_PROBLEM TO WORK ON:_
In the rows from the line with "y-tick-label: 0.6 [71, 320, 116, 353]" to the line with "Localize each UI", change "Airborne fraction" to "Atmospheric fraction" and leave everything else as it is. Output only those lines.

_EXERCISE MATERIALS:_
**********

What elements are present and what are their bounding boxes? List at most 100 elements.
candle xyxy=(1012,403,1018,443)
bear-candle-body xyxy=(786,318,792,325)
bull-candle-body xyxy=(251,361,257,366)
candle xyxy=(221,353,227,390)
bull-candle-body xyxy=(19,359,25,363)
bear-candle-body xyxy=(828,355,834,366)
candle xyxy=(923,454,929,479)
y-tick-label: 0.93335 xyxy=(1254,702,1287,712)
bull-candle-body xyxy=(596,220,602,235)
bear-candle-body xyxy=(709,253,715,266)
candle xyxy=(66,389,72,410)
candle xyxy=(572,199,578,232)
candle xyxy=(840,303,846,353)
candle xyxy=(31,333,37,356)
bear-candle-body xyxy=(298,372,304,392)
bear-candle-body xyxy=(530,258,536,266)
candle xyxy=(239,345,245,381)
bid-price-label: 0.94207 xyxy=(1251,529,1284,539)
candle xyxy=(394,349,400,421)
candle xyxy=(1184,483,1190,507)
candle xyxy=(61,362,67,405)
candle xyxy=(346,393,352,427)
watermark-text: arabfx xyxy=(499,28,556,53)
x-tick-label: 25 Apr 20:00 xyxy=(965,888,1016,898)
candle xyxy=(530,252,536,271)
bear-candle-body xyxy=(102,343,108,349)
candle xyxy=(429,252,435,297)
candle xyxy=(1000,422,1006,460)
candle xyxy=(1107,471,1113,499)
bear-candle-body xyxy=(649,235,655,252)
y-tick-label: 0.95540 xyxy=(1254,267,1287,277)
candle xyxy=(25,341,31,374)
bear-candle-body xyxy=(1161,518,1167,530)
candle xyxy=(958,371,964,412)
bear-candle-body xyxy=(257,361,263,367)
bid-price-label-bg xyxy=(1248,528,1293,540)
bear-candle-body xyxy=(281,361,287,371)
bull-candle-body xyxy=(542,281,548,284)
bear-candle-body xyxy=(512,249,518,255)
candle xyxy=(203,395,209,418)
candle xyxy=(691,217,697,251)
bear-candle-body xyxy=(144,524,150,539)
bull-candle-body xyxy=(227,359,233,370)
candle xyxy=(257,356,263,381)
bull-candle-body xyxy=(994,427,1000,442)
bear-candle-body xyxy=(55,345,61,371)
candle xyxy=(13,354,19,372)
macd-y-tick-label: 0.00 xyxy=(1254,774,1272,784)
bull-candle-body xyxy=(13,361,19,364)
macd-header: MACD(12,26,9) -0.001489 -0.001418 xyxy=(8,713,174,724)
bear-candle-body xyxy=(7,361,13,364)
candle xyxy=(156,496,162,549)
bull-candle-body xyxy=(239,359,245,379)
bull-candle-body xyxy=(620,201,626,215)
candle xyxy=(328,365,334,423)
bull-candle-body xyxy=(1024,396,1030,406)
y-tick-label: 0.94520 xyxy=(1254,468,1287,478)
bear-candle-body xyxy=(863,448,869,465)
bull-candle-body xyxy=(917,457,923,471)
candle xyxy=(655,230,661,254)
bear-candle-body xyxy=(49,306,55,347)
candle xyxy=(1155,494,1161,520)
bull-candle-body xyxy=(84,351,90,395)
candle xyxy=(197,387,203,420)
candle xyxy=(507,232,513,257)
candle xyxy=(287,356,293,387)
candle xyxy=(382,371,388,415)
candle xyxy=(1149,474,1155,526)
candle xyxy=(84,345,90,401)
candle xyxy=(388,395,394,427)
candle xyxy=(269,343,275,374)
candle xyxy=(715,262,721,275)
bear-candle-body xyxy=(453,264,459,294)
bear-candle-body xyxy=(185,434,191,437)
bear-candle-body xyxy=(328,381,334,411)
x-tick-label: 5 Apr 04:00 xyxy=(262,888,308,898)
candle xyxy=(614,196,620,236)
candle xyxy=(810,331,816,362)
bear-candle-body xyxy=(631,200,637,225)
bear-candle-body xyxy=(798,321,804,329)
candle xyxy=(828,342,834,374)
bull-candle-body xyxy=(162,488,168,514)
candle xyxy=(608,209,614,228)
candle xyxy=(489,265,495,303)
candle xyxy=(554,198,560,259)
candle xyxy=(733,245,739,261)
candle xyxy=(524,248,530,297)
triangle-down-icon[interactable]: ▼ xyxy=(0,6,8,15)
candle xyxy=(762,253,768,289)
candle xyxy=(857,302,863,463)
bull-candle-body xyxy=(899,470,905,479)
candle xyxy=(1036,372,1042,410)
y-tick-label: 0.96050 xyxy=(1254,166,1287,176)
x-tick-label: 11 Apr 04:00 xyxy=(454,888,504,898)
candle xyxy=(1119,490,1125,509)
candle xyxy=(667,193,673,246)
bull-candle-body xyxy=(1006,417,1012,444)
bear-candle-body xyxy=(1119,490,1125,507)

**********

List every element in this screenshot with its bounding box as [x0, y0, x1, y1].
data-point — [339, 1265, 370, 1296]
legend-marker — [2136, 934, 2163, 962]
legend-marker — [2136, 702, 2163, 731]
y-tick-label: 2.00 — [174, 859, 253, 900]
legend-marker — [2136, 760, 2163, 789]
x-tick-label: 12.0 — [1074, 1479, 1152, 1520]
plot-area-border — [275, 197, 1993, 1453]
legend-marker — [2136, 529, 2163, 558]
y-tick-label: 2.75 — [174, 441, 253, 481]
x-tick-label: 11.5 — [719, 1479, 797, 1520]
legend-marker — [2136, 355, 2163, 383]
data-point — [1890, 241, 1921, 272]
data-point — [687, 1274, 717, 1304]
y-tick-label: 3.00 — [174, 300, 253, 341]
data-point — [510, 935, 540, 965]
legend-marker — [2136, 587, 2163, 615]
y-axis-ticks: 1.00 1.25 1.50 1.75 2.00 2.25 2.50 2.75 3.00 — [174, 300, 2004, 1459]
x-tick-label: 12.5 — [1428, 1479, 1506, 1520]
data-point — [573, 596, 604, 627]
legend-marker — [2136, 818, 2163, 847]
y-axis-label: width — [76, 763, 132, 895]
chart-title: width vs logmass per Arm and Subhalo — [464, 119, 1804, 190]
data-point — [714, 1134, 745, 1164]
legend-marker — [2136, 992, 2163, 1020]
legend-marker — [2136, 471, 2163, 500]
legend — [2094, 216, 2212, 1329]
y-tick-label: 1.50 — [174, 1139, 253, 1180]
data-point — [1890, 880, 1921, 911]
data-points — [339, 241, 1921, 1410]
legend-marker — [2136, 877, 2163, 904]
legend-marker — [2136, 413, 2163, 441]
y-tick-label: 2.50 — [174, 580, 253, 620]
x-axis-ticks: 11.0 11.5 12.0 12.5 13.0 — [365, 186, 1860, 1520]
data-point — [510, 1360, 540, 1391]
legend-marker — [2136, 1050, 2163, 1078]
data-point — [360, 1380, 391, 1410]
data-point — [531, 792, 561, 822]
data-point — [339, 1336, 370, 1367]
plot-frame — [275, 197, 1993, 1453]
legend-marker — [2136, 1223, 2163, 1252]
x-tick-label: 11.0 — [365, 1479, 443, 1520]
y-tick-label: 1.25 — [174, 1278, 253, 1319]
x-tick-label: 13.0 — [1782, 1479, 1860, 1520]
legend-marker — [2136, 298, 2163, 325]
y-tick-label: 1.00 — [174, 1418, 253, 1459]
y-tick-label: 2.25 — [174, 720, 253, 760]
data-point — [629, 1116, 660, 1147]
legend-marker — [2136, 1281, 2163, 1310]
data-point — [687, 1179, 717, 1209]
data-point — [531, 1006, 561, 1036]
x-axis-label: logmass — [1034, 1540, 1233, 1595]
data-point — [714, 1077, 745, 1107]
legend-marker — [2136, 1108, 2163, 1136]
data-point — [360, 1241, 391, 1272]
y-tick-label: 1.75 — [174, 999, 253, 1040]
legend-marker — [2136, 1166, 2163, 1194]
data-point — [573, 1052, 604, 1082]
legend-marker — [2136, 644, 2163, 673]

**********

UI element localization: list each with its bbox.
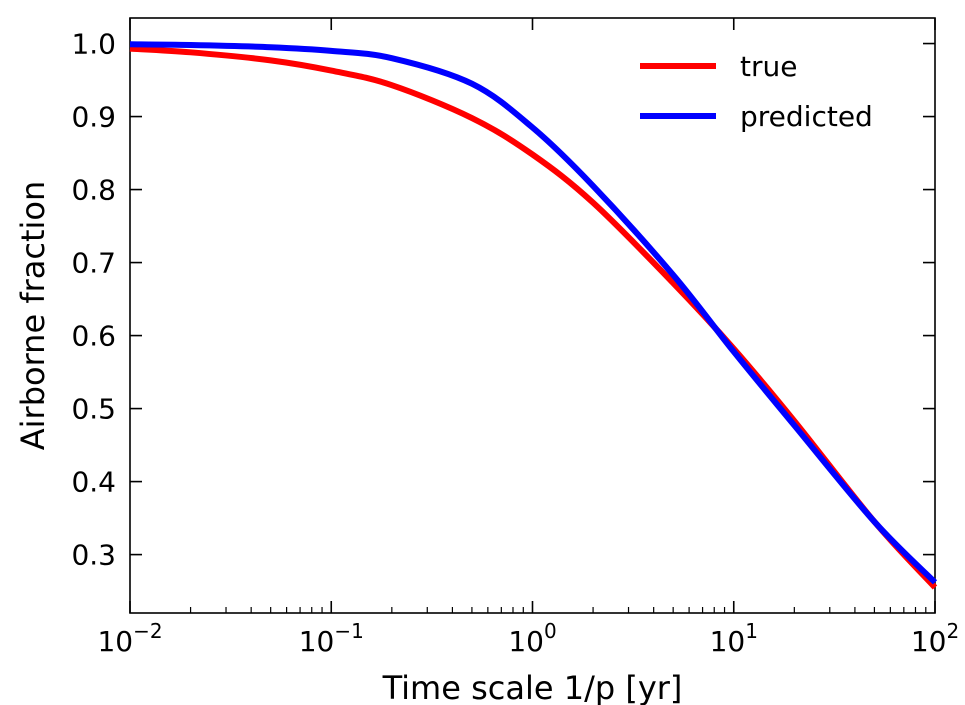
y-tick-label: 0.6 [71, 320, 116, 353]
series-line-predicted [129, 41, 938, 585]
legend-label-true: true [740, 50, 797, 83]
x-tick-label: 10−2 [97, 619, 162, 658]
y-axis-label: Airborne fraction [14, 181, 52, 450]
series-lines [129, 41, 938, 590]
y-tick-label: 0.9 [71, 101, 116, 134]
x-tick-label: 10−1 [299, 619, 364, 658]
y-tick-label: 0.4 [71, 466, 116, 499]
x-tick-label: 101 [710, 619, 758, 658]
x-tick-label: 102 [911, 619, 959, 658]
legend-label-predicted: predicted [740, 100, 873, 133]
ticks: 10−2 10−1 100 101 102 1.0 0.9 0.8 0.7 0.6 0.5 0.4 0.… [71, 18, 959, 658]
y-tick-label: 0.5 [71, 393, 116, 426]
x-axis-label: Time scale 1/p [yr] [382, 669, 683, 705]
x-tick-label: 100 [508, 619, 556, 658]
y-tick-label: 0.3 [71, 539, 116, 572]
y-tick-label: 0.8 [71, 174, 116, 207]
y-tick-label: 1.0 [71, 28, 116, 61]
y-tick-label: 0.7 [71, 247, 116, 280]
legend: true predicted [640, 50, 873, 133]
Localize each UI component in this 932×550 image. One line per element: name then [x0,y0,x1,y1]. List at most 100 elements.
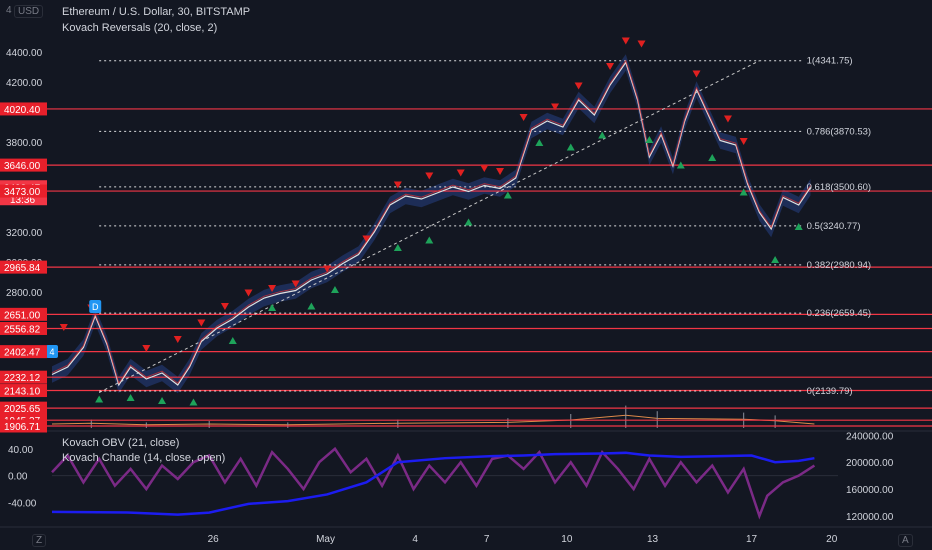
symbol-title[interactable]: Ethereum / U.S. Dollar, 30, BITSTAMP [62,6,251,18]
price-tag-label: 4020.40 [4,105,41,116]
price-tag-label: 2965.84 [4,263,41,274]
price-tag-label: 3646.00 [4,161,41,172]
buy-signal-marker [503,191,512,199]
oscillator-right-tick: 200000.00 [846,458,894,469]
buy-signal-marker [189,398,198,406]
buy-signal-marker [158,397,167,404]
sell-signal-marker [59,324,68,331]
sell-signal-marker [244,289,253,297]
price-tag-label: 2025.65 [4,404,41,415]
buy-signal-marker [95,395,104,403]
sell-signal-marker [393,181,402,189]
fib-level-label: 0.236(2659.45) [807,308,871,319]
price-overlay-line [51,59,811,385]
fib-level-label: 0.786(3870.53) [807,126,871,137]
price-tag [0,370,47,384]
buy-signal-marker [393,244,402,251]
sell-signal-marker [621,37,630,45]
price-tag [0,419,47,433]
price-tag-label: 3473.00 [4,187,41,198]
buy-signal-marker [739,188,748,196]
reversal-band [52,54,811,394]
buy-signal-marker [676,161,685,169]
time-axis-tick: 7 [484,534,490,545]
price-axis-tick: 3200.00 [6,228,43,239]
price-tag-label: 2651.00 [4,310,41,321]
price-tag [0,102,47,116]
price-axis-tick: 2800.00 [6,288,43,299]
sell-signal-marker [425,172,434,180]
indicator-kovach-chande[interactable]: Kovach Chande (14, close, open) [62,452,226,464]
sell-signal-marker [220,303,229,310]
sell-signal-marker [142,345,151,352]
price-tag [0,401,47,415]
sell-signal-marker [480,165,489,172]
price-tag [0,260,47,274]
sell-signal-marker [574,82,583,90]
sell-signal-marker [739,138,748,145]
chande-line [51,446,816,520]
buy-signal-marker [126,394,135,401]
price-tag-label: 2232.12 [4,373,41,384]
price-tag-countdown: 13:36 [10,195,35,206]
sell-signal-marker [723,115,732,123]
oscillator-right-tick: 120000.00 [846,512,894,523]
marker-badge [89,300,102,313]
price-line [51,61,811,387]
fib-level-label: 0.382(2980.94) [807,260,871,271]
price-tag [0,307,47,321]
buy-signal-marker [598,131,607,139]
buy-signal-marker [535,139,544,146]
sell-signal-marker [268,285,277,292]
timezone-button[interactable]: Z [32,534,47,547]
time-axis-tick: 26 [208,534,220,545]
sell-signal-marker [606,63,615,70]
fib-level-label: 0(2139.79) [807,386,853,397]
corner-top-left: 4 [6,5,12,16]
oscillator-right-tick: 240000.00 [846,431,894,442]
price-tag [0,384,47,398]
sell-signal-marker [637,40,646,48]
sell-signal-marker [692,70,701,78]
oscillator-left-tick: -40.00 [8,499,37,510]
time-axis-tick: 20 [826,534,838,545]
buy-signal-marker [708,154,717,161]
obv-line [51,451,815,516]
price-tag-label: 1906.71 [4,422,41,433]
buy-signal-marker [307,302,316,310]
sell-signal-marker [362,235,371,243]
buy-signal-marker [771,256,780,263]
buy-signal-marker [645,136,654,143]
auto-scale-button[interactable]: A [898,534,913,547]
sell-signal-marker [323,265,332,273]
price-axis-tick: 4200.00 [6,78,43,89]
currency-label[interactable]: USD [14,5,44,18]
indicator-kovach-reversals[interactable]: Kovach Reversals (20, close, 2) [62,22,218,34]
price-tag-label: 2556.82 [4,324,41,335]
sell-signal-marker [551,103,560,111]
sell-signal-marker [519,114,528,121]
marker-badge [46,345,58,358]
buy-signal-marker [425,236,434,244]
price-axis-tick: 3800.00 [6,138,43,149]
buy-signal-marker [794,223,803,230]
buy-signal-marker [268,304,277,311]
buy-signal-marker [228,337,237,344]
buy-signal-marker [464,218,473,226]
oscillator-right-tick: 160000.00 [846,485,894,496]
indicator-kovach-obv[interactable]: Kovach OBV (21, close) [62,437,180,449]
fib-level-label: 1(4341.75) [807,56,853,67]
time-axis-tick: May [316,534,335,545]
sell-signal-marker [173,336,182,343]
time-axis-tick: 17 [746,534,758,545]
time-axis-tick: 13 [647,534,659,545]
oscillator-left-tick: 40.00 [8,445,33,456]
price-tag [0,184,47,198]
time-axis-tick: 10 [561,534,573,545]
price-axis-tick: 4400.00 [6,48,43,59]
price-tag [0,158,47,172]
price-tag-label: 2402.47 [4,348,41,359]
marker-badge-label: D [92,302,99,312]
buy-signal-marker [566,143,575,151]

**********

_FINISHED EXERCISE:_
y-tick-label: 0.6 [71, 320, 116, 353]
series-line-predicted [129, 41, 938, 585]
legend-label-true: true [740, 50, 797, 83]
x-tick-label: 10−2 [97, 619, 162, 658]
y-axis-label: Atmospheric fraction [14, 181, 52, 450]
series-lines [129, 41, 938, 590]
y-tick-label: 0.9 [71, 101, 116, 134]
x-tick-label: 10−1 [299, 619, 364, 658]
y-tick-label: 0.4 [71, 466, 116, 499]
x-tick-label: 101 [710, 619, 758, 658]
x-tick-label: 102 [911, 619, 959, 658]
legend-label-predicted: predicted [740, 100, 873, 133]
ticks: 10−2 10−1 100 101 102 1.0 0.9 0.8 0.7 0.6 0.5 0.4 0.… [71, 18, 959, 658]
y-tick-label: 0.5 [71, 393, 116, 426]
x-axis-label: Time scale 1/p [yr] [382, 669, 683, 705]
x-tick-label: 100 [508, 619, 556, 658]
y-tick-label: 0.3 [71, 539, 116, 572]
y-tick-label: 0.8 [71, 174, 116, 207]
y-tick-label: 1.0 [71, 28, 116, 61]
y-tick-label: 0.7 [71, 247, 116, 280]
legend: true predicted [640, 50, 873, 133]
Localize each UI component in this 932×550 image. One line per element: name then [x0,y0,x1,y1]. List at most 100 elements.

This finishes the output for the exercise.